THE REQUEST: In the entries below, find every line holding the string "page" and collect it.

Stored data entries:
════════════════

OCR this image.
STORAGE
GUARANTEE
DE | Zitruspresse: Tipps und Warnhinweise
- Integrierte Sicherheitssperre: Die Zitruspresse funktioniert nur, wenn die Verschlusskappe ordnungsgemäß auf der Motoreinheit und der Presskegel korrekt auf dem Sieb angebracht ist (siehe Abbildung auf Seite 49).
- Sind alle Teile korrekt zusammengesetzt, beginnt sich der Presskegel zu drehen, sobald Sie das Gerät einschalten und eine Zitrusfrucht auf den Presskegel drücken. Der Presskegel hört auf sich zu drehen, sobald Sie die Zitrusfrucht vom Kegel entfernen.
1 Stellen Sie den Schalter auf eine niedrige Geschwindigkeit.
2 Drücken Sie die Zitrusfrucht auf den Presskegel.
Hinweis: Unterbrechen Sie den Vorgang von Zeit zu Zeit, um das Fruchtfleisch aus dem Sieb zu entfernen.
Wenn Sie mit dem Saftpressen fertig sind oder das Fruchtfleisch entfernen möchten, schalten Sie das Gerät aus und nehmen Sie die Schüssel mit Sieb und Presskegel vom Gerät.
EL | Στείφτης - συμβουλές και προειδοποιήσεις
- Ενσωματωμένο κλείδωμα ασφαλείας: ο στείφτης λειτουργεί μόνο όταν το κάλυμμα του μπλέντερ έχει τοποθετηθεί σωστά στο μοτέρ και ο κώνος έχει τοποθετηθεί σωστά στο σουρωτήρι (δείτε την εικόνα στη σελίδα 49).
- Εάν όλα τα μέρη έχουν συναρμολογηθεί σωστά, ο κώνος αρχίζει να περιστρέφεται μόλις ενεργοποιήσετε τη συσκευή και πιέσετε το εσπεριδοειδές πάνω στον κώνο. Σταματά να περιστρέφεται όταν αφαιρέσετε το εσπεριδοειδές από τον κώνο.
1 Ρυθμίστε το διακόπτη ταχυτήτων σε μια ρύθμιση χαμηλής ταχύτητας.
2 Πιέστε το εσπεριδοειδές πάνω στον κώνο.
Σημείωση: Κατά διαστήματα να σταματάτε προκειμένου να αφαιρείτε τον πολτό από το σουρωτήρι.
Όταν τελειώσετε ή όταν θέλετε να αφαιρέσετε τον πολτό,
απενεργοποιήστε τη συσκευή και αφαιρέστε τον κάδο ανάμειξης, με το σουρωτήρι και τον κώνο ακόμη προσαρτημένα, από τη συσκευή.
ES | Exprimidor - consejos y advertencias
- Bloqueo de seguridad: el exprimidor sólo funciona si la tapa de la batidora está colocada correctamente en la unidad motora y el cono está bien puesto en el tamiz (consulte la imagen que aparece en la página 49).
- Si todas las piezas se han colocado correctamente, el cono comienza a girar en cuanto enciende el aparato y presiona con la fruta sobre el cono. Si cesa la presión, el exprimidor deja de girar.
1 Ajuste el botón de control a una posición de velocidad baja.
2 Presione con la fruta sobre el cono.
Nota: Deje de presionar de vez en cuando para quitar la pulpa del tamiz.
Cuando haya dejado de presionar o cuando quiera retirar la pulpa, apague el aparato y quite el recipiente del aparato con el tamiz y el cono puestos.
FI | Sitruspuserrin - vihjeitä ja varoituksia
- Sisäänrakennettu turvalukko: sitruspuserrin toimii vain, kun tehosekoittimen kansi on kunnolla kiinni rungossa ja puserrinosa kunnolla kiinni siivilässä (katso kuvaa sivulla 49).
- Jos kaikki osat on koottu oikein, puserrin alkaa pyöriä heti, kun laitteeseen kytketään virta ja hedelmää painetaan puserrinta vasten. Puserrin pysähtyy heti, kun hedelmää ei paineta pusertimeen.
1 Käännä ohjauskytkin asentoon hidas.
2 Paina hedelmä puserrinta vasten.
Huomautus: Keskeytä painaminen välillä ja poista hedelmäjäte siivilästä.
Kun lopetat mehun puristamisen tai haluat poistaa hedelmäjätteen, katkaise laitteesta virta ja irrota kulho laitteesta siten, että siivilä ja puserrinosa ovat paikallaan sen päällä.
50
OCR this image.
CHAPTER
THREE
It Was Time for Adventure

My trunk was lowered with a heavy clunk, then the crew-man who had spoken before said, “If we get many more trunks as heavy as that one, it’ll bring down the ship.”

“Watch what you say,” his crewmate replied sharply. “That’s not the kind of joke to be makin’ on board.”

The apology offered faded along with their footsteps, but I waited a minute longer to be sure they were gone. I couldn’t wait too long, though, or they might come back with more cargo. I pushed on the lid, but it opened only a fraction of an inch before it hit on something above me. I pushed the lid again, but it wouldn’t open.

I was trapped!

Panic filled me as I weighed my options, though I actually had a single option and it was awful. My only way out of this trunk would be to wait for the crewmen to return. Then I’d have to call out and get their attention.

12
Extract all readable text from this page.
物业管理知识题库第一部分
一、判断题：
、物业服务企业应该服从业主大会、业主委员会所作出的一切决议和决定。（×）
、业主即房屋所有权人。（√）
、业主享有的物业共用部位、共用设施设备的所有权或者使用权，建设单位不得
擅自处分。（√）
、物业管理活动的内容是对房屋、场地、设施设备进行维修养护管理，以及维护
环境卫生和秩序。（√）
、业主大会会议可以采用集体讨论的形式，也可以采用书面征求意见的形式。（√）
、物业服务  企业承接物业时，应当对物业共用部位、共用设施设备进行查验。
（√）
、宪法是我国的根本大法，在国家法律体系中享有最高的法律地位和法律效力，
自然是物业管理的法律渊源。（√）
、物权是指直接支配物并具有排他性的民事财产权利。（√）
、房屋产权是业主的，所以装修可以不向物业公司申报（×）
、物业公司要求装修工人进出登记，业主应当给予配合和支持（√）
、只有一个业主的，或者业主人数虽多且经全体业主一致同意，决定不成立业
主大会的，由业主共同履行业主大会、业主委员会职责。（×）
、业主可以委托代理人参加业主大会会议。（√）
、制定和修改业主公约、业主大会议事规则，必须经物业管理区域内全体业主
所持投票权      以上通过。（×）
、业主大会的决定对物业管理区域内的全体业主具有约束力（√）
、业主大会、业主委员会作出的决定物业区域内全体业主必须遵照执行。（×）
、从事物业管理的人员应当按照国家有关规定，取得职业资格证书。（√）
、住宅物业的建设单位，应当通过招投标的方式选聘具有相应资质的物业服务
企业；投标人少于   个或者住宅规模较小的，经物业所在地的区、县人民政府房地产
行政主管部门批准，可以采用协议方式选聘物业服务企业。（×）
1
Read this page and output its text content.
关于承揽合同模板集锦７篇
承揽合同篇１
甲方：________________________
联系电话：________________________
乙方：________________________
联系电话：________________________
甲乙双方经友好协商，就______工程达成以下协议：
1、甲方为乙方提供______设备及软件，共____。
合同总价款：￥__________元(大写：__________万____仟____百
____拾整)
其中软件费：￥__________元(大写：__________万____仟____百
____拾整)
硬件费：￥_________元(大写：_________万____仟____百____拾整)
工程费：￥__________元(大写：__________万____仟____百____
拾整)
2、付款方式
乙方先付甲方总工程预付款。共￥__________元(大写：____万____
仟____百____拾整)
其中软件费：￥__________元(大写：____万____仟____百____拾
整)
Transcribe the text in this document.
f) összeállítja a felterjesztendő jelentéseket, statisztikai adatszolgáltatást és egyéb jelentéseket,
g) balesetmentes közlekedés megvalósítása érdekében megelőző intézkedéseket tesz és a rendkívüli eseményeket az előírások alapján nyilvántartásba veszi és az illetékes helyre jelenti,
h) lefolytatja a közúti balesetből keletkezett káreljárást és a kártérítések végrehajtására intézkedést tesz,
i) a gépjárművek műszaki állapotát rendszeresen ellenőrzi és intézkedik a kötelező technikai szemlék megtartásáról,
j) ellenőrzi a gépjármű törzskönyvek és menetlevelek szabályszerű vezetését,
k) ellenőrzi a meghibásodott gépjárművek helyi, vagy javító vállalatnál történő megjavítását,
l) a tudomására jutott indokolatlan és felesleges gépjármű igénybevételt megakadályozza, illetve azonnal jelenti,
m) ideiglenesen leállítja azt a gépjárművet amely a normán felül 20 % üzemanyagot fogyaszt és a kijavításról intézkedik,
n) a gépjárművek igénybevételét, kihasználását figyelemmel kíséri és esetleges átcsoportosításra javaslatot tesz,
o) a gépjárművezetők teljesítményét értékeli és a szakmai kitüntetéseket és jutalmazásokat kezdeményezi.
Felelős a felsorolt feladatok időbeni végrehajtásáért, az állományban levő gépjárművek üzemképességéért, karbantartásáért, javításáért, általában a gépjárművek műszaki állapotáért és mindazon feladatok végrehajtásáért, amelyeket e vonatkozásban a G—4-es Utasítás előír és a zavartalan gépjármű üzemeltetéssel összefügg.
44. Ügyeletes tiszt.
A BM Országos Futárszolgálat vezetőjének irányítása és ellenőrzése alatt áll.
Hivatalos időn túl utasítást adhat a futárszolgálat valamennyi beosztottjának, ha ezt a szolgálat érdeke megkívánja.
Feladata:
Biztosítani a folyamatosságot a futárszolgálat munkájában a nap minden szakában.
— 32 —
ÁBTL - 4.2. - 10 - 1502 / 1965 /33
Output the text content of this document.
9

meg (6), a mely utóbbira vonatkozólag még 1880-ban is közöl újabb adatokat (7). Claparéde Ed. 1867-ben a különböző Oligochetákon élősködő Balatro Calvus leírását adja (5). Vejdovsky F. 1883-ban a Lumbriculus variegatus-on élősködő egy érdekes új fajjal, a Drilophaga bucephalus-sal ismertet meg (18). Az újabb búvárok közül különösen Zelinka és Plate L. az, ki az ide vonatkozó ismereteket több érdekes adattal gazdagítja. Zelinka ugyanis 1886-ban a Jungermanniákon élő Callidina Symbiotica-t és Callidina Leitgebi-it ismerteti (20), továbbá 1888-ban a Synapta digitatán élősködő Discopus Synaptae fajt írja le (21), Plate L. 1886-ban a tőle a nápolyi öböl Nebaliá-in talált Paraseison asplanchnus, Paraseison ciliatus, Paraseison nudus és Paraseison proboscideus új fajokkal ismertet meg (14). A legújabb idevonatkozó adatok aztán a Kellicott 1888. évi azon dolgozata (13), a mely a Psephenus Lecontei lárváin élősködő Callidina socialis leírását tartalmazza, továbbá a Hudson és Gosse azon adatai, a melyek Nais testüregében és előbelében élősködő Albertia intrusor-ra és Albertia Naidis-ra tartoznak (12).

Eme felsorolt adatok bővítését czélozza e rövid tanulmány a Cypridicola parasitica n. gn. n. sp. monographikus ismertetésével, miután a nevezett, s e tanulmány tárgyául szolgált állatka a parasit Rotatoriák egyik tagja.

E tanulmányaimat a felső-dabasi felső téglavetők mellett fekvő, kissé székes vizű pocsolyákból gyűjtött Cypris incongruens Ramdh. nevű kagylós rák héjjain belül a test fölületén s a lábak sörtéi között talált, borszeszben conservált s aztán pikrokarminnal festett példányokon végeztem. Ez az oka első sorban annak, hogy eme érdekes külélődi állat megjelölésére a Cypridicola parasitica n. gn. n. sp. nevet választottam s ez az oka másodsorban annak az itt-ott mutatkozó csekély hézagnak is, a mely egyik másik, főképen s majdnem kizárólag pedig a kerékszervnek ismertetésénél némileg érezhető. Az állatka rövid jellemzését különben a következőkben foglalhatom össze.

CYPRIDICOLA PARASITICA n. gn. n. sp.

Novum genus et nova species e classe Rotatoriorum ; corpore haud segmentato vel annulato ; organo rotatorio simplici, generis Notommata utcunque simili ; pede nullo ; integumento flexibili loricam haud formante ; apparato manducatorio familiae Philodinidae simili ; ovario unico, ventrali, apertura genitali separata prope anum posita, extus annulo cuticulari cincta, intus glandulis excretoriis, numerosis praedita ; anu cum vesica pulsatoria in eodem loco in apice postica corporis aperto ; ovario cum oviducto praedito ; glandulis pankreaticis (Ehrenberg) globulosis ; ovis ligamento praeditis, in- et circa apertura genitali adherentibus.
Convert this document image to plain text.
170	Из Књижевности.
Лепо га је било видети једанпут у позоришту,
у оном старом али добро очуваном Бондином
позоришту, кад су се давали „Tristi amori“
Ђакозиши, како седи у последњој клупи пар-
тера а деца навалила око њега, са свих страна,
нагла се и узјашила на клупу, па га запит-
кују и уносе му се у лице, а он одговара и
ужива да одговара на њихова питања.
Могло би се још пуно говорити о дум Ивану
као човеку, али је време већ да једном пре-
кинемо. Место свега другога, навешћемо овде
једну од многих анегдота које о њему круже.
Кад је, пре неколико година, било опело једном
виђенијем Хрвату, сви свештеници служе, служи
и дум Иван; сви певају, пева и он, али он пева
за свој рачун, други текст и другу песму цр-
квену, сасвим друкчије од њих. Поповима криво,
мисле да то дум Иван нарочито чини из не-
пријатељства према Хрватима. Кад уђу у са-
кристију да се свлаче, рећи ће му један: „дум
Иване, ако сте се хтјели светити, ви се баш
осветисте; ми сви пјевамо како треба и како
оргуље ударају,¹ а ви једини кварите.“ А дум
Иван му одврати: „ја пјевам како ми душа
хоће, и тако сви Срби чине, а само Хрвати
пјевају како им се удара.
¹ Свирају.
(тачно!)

════════════════

EXERCISE ANSWER:
Extract all readable text from this page.
Read this page and output its text content.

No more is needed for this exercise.